• [GOAL]:
Gather each line of the entries below that includes "right".

(Stored entries)
## Start

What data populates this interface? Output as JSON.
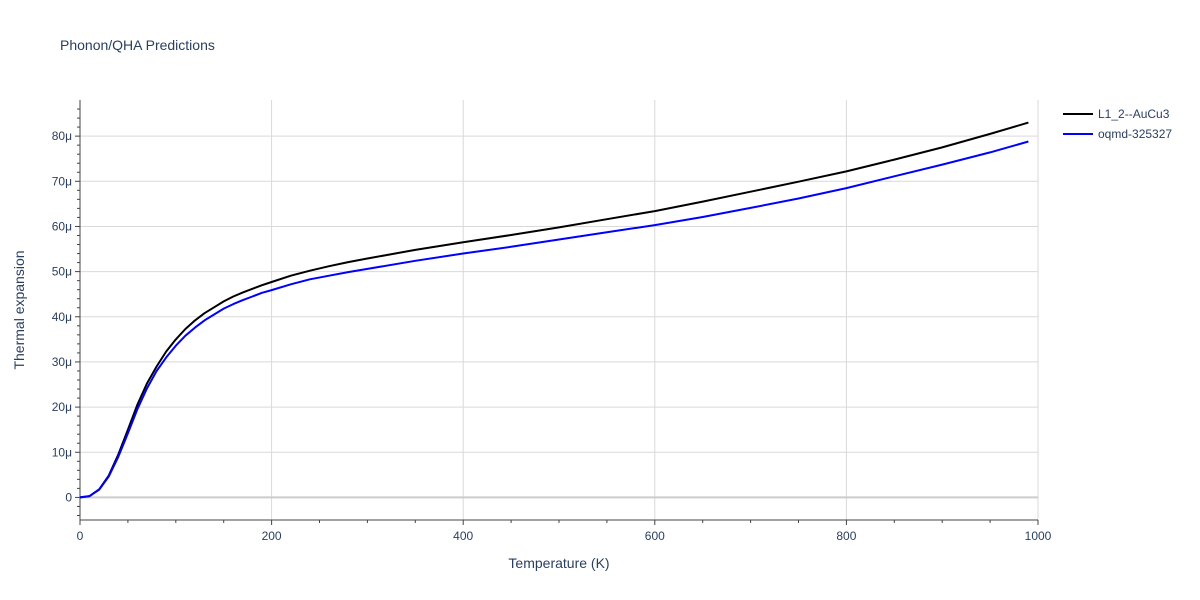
{
  "chart_data": {
    "type": "line",
    "title": "Phonon/QHA Predictions",
    "xlabel": "Temperature (K)",
    "ylabel": "Thermal expansion",
    "xlim": [
      0,
      1000
    ],
    "ylim": [
      -5,
      88
    ],
    "x_ticks": [
      0,
      200,
      400,
      600,
      800,
      1000
    ],
    "x_tick_labels": [
      "0",
      "200",
      "400",
      "600",
      "800",
      "1000"
    ],
    "y_ticks": [
      0,
      10,
      20,
      30,
      40,
      50,
      60,
      70,
      80
    ],
    "y_tick_labels": [
      "0",
      "10μ",
      "20μ",
      "30μ",
      "40μ",
      "50μ",
      "60μ",
      "70μ",
      "80μ"
    ],
    "y_unit_scale": "micro (1e-6)",
    "grid": true,
    "legend_position": "top-right",
    "series": [
      {
        "name": "L1_2--AuCu3",
        "color": "#000000",
        "x": [
          0,
          10,
          20,
          30,
          40,
          50,
          60,
          70,
          80,
          90,
          100,
          110,
          120,
          130,
          140,
          150,
          160,
          170,
          180,
          190,
          200,
          220,
          240,
          260,
          280,
          300,
          350,
          400,
          450,
          500,
          550,
          600,
          650,
          700,
          750,
          800,
          850,
          900,
          950,
          990
        ],
        "y": [
          0,
          0.3,
          1.8,
          4.8,
          9.5,
          15,
          20.6,
          25.3,
          29,
          32.3,
          35,
          37.3,
          39.2,
          40.8,
          42.1,
          43.4,
          44.5,
          45.4,
          46.2,
          47,
          47.7,
          49.1,
          50.2,
          51.2,
          52.1,
          52.9,
          54.8,
          56.5,
          58.1,
          59.8,
          61.6,
          63.4,
          65.5,
          67.7,
          69.9,
          72.2,
          74.8,
          77.5,
          80.5,
          83
        ]
      },
      {
        "name": "oqmd-325327",
        "color": "#0000ff",
        "x": [
          0,
          10,
          20,
          30,
          40,
          50,
          60,
          70,
          80,
          90,
          100,
          110,
          120,
          130,
          140,
          150,
          160,
          170,
          180,
          190,
          200,
          220,
          240,
          260,
          280,
          300,
          350,
          400,
          450,
          500,
          550,
          600,
          650,
          700,
          750,
          800,
          850,
          900,
          950,
          990
        ],
        "y": [
          0,
          0.3,
          1.7,
          4.6,
          9,
          14.2,
          19.6,
          24.2,
          28,
          31,
          33.6,
          35.8,
          37.6,
          39.2,
          40.5,
          41.8,
          42.8,
          43.7,
          44.5,
          45.3,
          45.9,
          47.2,
          48.3,
          49.1,
          49.9,
          50.6,
          52.4,
          54,
          55.5,
          57.1,
          58.7,
          60.3,
          62.1,
          64.1,
          66.2,
          68.5,
          71.1,
          73.7,
          76.4,
          78.8
        ]
      }
    ]
  }
}
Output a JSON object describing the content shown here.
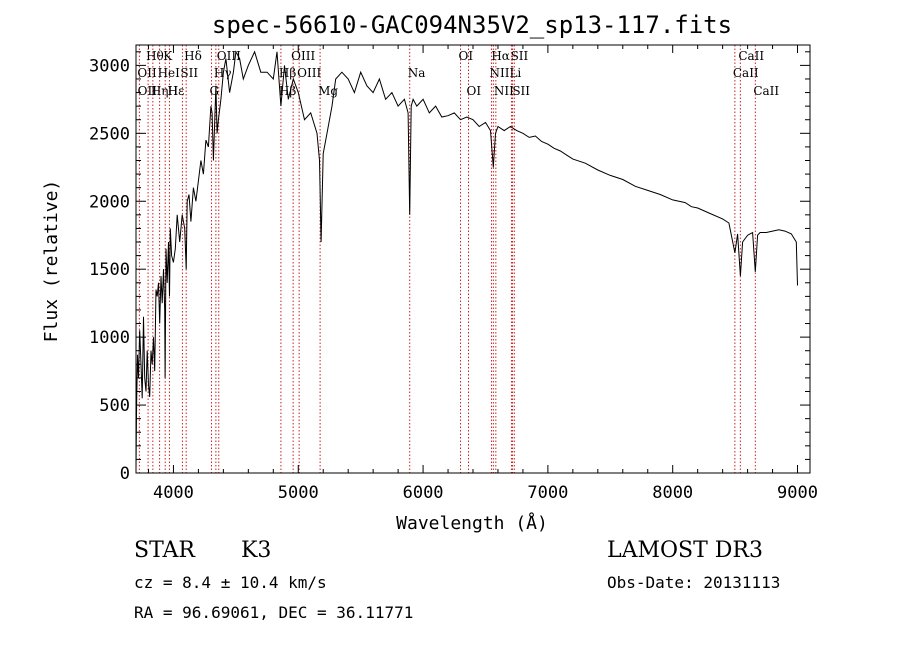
{
  "chart_data": {
    "type": "line",
    "title": "spec-56610-GAC094N35V2_sp13-117.fits",
    "xlabel": "Wavelength (Å)",
    "ylabel": "Flux (relative)",
    "xlim": [
      3700,
      9100
    ],
    "ylim": [
      0,
      3150
    ],
    "xticks": [
      4000,
      5000,
      6000,
      7000,
      8000,
      9000
    ],
    "yticks": [
      0,
      500,
      1000,
      1500,
      2000,
      2500,
      3000
    ],
    "colors": {
      "spectrum": "#000000",
      "lines": "#cc2222"
    },
    "series": [
      {
        "name": "flux",
        "x": [
          3700,
          3705,
          3712,
          3720,
          3730,
          3740,
          3750,
          3760,
          3770,
          3780,
          3790,
          3800,
          3810,
          3820,
          3830,
          3840,
          3850,
          3860,
          3870,
          3880,
          3890,
          3900,
          3910,
          3920,
          3930,
          3933,
          3940,
          3950,
          3960,
          3968,
          3975,
          3985,
          4000,
          4015,
          4030,
          4050,
          4070,
          4090,
          4102,
          4110,
          4125,
          4140,
          4160,
          4180,
          4200,
          4220,
          4240,
          4260,
          4280,
          4300,
          4310,
          4320,
          4340,
          4350,
          4360,
          4380,
          4400,
          4420,
          4450,
          4480,
          4500,
          4530,
          4560,
          4600,
          4650,
          4700,
          4750,
          4800,
          4830,
          4861,
          4890,
          4920,
          4960,
          5000,
          5050,
          5100,
          5150,
          5170,
          5183,
          5200,
          5230,
          5270,
          5300,
          5350,
          5400,
          5450,
          5500,
          5550,
          5600,
          5650,
          5700,
          5750,
          5800,
          5850,
          5880,
          5893,
          5905,
          5920,
          5950,
          6000,
          6050,
          6100,
          6150,
          6200,
          6250,
          6300,
          6350,
          6400,
          6450,
          6500,
          6540,
          6563,
          6580,
          6600,
          6650,
          6700,
          6750,
          6800,
          6850,
          6900,
          6950,
          7000,
          7050,
          7100,
          7150,
          7200,
          7300,
          7400,
          7500,
          7600,
          7700,
          7800,
          7900,
          8000,
          8100,
          8150,
          8200,
          8300,
          8400,
          8450,
          8498,
          8520,
          8542,
          8560,
          8600,
          8640,
          8662,
          8680,
          8700,
          8750,
          8800,
          8850,
          8900,
          8950,
          8990,
          9000
        ],
        "y": [
          30,
          500,
          870,
          700,
          1050,
          800,
          550,
          1150,
          700,
          600,
          900,
          650,
          560,
          900,
          800,
          1000,
          750,
          1350,
          1300,
          1400,
          1100,
          1450,
          1250,
          1500,
          1200,
          700,
          1650,
          1400,
          1700,
          1300,
          1800,
          1600,
          1550,
          1650,
          1900,
          1700,
          1900,
          1800,
          1500,
          2000,
          2050,
          1850,
          2100,
          2000,
          2150,
          2300,
          2200,
          2450,
          2400,
          2700,
          2650,
          2300,
          2850,
          2500,
          2600,
          2750,
          2950,
          3050,
          2800,
          2950,
          3100,
          3050,
          2900,
          3000,
          3100,
          2950,
          2950,
          2900,
          3100,
          2700,
          3000,
          2750,
          2900,
          2800,
          2600,
          2650,
          2500,
          2300,
          1700,
          2350,
          2500,
          2700,
          2900,
          2950,
          2900,
          2800,
          2950,
          2850,
          2800,
          2900,
          2750,
          2800,
          2700,
          2750,
          2650,
          1900,
          2700,
          2750,
          2700,
          2750,
          2650,
          2700,
          2620,
          2630,
          2650,
          2600,
          2620,
          2600,
          2550,
          2580,
          2520,
          2250,
          2500,
          2550,
          2520,
          2550,
          2520,
          2500,
          2470,
          2480,
          2440,
          2420,
          2390,
          2370,
          2340,
          2310,
          2280,
          2230,
          2190,
          2160,
          2110,
          2080,
          2050,
          2010,
          1990,
          1960,
          1950,
          1910,
          1870,
          1840,
          1620,
          1760,
          1450,
          1700,
          1750,
          1770,
          1480,
          1750,
          1770,
          1770,
          1780,
          1790,
          1780,
          1760,
          1700,
          1380
        ]
      }
    ],
    "line_markers": {
      "row1": [
        {
          "label": "Hθ",
          "x": 3797
        },
        {
          "label": "K",
          "x": 3934
        },
        {
          "label": "Hδ",
          "x": 4102
        },
        {
          "label": "OIII",
          "x": 4363
        },
        {
          "label": "OIII",
          "x": 4959
        },
        {
          "label": "OI",
          "x": 6300
        },
        {
          "label": "Hα",
          "x": 6563
        },
        {
          "label": "SII",
          "x": 6717
        },
        {
          "label": "CaII",
          "x": 8542
        }
      ],
      "row2": [
        {
          "label": "OII",
          "x": 3727
        },
        {
          "label": "HeI",
          "x": 3889
        },
        {
          "label": "SII",
          "x": 4072
        },
        {
          "label": "Hγ",
          "x": 4340
        },
        {
          "label": "Hβ",
          "x": 4861
        },
        {
          "label": "OIII",
          "x": 5007
        },
        {
          "label": "Na",
          "x": 5893
        },
        {
          "label": "NII",
          "x": 6548
        },
        {
          "label": "Li",
          "x": 6708
        },
        {
          "label": "CaII",
          "x": 8498
        }
      ],
      "row3": [
        {
          "label": "OII",
          "x": 3729
        },
        {
          "label": "Hε",
          "x": 3970
        },
        {
          "label": "Hη",
          "x": 3835
        },
        {
          "label": "H",
          "x": 3968
        },
        {
          "label": "G",
          "x": 4305
        },
        {
          "label": "Hβ",
          "x": 4861
        },
        {
          "label": "Mg",
          "x": 5175
        },
        {
          "label": "OI",
          "x": 6364
        },
        {
          "label": "NII",
          "x": 6583
        },
        {
          "label": "SII",
          "x": 6731
        },
        {
          "label": "CaII",
          "x": 8662
        }
      ],
      "verticals": [
        3727,
        3797,
        3835,
        3889,
        3934,
        3968,
        4072,
        4102,
        4305,
        4340,
        4363,
        4861,
        4959,
        5007,
        5175,
        5893,
        6300,
        6364,
        6548,
        6563,
        6583,
        6708,
        6717,
        6731,
        8498,
        8542,
        8662
      ]
    }
  },
  "info": {
    "object_class": "STAR",
    "subclass": "K3",
    "survey": "LAMOST DR3",
    "cz_line": "cz = 8.4 ± 10.4 km/s",
    "obs_date": "Obs-Date: 20131113",
    "coords": "RA =  96.69061, DEC =  36.11771"
  }
}
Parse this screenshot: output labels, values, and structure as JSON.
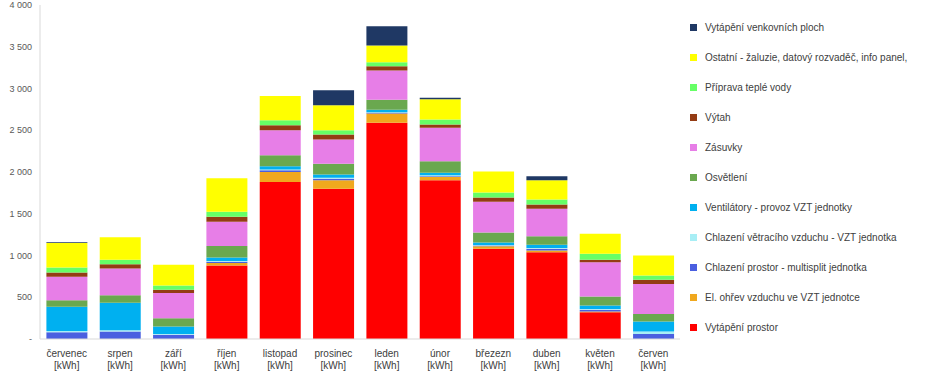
{
  "chart_data": {
    "type": "bar",
    "stacked": true,
    "grid": false,
    "legend": "right",
    "categories": [
      "červenec [kWh]",
      "srpen [kWh]",
      "září [kWh]",
      "říjen [kWh]",
      "listopad [kWh]",
      "prosinec [kWh]",
      "leden [kWh]",
      "únor [kWh]",
      "březezn [kWh]",
      "duben [kWh]",
      "květen [kWh]",
      "červen [kWh]"
    ],
    "ylim": [
      0,
      4000
    ],
    "yticks": [
      {
        "value": 0,
        "label": "-"
      },
      500,
      {
        "value": 1000,
        "label": "1 000"
      },
      {
        "value": 1500,
        "label": "1 500"
      },
      {
        "value": 2000,
        "label": "2 000"
      },
      {
        "value": 2500,
        "label": "2 500"
      },
      {
        "value": 3000,
        "label": "3 000"
      },
      {
        "value": 3500,
        "label": "3 500"
      },
      {
        "value": 4000,
        "label": "4 000"
      }
    ],
    "series": [
      {
        "name": "Vytápění prostor",
        "color": "#ff0000",
        "values": [
          0,
          0,
          0,
          880,
          1880,
          1800,
          2590,
          1900,
          1080,
          1040,
          320,
          0
        ]
      },
      {
        "name": "El. ohřev vzduchu ve VZT jednotce",
        "color": "#f0a81e",
        "values": [
          0,
          0,
          0,
          30,
          120,
          100,
          110,
          40,
          30,
          20,
          10,
          0
        ]
      },
      {
        "name": "Chlazení prostor - multisplit jednotka",
        "color": "#4a5fe0",
        "values": [
          80,
          90,
          50,
          15,
          20,
          20,
          10,
          10,
          10,
          20,
          20,
          60
        ]
      },
      {
        "name": "Chlazení větracího vzduchu - VZT jednotka",
        "color": "#a8eef5",
        "values": [
          15,
          15,
          10,
          10,
          10,
          10,
          5,
          10,
          5,
          10,
          10,
          30
        ]
      },
      {
        "name": "Ventilátory - provoz VZT jednotky",
        "color": "#00b0f0",
        "values": [
          290,
          330,
          90,
          40,
          40,
          40,
          30,
          30,
          30,
          40,
          40,
          120
        ]
      },
      {
        "name": "Osvětlení",
        "color": "#6aa84f",
        "values": [
          80,
          90,
          100,
          140,
          130,
          130,
          120,
          140,
          120,
          100,
          110,
          90
        ]
      },
      {
        "name": "Zásuvky",
        "color": "#e77ee7",
        "values": [
          280,
          320,
          300,
          290,
          300,
          290,
          350,
          400,
          370,
          330,
          410,
          360
        ]
      },
      {
        "name": "Výtah",
        "color": "#943c14",
        "values": [
          50,
          50,
          40,
          60,
          60,
          60,
          50,
          40,
          50,
          50,
          30,
          50
        ]
      },
      {
        "name": "Příprava teplé vody",
        "color": "#66ff66",
        "values": [
          60,
          55,
          50,
          60,
          60,
          50,
          50,
          60,
          60,
          60,
          70,
          50
        ]
      },
      {
        "name": "Ostatní - žaluzie, datový rozvaděč, info panel,",
        "color": "#ffff00",
        "values": [
          295,
          270,
          250,
          400,
          290,
          300,
          200,
          240,
          250,
          230,
          240,
          240
        ]
      },
      {
        "name": "Vytápění venkovních ploch",
        "color": "#1f3864",
        "values": [
          10,
          0,
          0,
          0,
          0,
          180,
          230,
          20,
          0,
          50,
          0,
          0
        ]
      }
    ]
  }
}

## End

• [ANSWER TO THIS EXERCISE]:
    "legend_position": "top-right",
    "legend": "right",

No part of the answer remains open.